Supplied passage »
Picture yourself driving home. Half way there, you find a huge tree in the middle of the road, blocking your normal route. Rather than abandoning hope, you turn around and go home by another way.
When our brain regains function after one region is damaged, this effectively is what it is doing. Though this plasticity of the brain has been observed for many years, how this happens is just starting to be understood.
In a new study life scientists from University of California, Los Angeles, and the Garvan Institute of Medical Research in Australia report one mechanism of brain compensation–recruitment of alternate circuits. These pathways, somewhat surprisingly, do not need to be near the damaged site.
“Most views of compensation following tissue loss (stroke for example) think of compensation occurring in adjacent tissue,” write the authors. “A unique finding here is that compensation can occur in regions that are not directly proximal to the site of injury.”
The hippocampus, a small seahorse-shaped structure deep in the brain, is the brain’s bedrock of learning and memory formation. It can be damaged by a lack of oxygen or a stroke, and its dysfunction is key in Alzheimer’s disease
To test the brain’s rewiring capacity, Moriel Zelikowsky and her colleagues taught lab rats to fear a tone, through conditioning with electrical shocks. Damage to the hippocampus removed this fear and slowed their ability to form memories post-injury. The animals were still able to learn, however, by bringing a section of the brain known for storing long-term memories, into action.
To find this, Zelikowsky traced early gene expression in the brain following injury to the hippocampus. She found dramatic rearrangement of cells in the frontal cortex, specifically in the infralimbic and prelimbic regions of the medial prefrontal cortex (mPFC).
The researchers believe the mPFC is playing a more general role in memory and context-sensitive learning, rather than the specific role it has been assigned in the past, of exciting and inhibiting fear.
Researchers hope this understanding will eventually direct them toward treatments for patients suffering degeneration or memory loss after a brain injury. Many have tried to simulate repair within the hippocampus, for instance, but these findings open new possible targets.
“Interestingly, previous studies had shown that these prefrontal cortex regions also light up in the brains of Alzheimer’s patients, suggesting that similar compensatory circuits develop in people,” co-author Bryce Vissel told UCLA.
“While it’s probable that the brains of
Alzheimer’s sufferers are already compensating for damage, this discovery has significant potential for extending that compensation and improving the lives of many.”

Assignment »
Please copy the brain-compensation article starting at "The researchers believe" and ending at "and inhibiting fear.", substituting "medial prefrontal cortex" for "mPFC".

[Dataset items]
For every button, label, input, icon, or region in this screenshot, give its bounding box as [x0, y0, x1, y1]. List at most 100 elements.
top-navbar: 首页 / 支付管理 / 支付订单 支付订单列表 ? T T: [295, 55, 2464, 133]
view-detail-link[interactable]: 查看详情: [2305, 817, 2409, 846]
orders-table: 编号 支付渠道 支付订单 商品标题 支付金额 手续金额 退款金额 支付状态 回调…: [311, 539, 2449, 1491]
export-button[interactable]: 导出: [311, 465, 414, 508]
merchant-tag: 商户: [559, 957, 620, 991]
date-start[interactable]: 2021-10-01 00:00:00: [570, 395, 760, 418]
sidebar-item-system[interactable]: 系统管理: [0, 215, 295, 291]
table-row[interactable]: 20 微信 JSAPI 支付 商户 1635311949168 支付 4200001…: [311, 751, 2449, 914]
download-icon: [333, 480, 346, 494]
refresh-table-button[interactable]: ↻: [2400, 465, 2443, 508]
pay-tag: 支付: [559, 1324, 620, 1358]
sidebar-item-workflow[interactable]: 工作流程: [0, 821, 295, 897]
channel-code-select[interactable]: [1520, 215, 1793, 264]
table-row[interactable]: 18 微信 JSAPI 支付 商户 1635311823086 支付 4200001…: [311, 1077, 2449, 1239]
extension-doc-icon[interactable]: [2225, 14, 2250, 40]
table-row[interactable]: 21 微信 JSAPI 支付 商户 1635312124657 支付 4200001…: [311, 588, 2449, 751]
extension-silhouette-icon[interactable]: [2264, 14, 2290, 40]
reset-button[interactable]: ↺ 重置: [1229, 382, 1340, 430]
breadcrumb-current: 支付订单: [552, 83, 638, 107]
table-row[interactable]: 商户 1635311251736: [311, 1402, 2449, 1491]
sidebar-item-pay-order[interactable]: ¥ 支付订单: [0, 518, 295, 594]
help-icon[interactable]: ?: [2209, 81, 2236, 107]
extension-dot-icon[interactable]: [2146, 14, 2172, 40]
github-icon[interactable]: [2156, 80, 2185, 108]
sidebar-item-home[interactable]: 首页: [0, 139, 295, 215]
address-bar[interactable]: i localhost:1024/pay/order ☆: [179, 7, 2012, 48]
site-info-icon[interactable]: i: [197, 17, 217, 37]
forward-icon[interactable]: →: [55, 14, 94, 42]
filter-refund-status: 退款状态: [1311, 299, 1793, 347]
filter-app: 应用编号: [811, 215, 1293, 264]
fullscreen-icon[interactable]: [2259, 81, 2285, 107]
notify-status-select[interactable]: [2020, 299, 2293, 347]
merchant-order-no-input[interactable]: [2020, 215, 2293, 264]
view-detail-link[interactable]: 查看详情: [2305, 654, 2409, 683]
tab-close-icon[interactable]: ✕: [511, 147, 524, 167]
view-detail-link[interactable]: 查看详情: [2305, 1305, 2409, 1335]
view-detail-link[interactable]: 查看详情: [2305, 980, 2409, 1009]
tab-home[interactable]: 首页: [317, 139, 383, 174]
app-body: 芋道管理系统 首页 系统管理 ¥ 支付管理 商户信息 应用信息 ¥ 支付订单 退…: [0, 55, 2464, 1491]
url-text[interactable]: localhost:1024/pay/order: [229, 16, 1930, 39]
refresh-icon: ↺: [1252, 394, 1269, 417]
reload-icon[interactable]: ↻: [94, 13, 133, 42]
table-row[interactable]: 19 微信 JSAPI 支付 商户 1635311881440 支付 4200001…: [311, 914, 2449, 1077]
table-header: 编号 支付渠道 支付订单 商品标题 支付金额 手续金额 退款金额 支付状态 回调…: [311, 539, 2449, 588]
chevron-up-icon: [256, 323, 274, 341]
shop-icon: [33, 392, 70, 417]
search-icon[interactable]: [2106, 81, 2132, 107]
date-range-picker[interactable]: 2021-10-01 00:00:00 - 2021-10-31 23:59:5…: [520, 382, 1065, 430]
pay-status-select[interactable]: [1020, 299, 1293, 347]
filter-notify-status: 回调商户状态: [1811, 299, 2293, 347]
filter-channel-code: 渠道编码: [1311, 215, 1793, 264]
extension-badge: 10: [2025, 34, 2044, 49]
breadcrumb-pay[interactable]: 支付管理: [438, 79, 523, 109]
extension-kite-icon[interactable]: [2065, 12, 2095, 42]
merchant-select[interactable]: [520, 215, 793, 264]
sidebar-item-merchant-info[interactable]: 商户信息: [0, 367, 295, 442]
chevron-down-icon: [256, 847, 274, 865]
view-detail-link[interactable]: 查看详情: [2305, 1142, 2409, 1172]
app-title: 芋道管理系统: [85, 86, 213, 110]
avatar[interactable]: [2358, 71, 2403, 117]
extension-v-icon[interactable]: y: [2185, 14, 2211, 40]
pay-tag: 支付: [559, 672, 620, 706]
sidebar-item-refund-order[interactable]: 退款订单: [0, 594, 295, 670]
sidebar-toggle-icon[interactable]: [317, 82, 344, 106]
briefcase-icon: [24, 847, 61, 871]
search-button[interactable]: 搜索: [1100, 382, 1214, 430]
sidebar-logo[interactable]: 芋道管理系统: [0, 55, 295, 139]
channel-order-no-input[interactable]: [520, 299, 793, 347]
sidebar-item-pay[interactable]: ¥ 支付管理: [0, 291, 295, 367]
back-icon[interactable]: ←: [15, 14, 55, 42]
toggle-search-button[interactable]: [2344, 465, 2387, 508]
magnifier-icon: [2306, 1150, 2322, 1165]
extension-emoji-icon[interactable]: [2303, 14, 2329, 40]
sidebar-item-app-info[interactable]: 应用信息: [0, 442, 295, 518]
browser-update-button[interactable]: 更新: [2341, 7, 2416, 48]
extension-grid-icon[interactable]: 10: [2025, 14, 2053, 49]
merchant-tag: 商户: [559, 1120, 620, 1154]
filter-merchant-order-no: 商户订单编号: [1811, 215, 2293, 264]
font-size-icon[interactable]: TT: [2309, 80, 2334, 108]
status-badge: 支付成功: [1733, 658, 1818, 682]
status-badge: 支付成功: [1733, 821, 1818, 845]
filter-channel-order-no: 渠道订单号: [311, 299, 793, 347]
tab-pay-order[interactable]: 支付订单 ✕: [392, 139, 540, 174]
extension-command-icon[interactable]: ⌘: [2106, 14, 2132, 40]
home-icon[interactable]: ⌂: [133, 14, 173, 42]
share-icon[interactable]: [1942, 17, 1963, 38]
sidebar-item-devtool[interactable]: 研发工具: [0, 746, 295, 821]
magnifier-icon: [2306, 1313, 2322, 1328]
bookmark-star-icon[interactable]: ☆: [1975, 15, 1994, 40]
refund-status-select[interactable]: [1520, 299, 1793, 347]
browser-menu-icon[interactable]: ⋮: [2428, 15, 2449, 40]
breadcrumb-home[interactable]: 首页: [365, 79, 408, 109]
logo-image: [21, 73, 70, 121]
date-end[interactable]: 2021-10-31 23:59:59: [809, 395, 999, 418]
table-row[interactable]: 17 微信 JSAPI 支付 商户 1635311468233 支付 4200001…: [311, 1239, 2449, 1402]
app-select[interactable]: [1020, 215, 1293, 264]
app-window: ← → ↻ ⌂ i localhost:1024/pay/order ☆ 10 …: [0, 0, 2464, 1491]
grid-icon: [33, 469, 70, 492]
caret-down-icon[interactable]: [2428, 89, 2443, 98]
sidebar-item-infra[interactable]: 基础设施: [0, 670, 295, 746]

Response for this exercise »
The researchers believe the medial prefrontal cortex is playing a more general role in memory and context-sensitive learning, rather than the specific role it has been assigned in the past, of exciting and inhibiting fear.